Task to complete: Please write out the material below exactly as given.

□ □ □ □

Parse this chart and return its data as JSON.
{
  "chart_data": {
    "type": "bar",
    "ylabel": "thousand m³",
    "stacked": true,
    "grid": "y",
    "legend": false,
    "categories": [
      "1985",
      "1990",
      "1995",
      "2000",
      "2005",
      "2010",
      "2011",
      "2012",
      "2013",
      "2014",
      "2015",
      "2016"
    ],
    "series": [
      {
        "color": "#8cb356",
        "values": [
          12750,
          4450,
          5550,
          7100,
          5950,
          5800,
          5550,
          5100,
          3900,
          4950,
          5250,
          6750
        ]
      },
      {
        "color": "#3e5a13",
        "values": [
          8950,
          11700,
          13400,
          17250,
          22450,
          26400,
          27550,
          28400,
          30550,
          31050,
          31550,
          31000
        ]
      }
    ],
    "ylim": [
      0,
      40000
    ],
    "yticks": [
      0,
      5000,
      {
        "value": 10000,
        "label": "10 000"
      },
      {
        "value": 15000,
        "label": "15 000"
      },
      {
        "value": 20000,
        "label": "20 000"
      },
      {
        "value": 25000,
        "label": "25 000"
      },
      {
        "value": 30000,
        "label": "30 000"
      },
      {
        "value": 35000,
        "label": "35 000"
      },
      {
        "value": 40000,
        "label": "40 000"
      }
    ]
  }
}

□ □ □ □

Response to the exercise:
Parse this chart and return its data as JSON.
{
  "chart_data": {
    "type": "bar",
    "ylabel": "thousand m³",
    "stacked": true,
    "grid": "y",
    "legend": false,
    "categories": [
      "1985",
      "1990",
      "1995",
      "2000",
      "2005",
      "2010",
      "2011",
      "2012",
      "2013",
      "2014",
      "2015",
      "2016"
    ],
    "series": [
      {
        "color": "#8cb356",
        "values": [
          12750,
          4450,
          5550,
          7100,
          5950,
          5800,
          5550,
          5100,
          3900,
          4950,
          5250,
          6750
        ]
      },
      {
        "color": "#3e5a13",
        "values": [
          8950,
          11700,
          13400,
          17250,
          22450,
          26400,
          27550,
          28400,
          30550,
          31050,
          31550,
          31000
        ]
      }
    ],
    "ylim": [
      0,
      40000
    ],
    "yticks": [
      0,
      5000,
      {
        "value": 10000,
        "label": "10 000"
      },
      {
        "value": 15000,
        "label": "15 000"
      },
      {
        "value": 20000,
        "label": "20 000"
      },
      {
        "value": 25000,
        "label": "25 000"
      },
      {
        "value": 30000,
        "label": "30 000"
      },
      {
        "value": 35000,
        "label": "35 000"
      },
      {
        "value": 40000,
        "label": "40 000"
      }
    ]
  }
}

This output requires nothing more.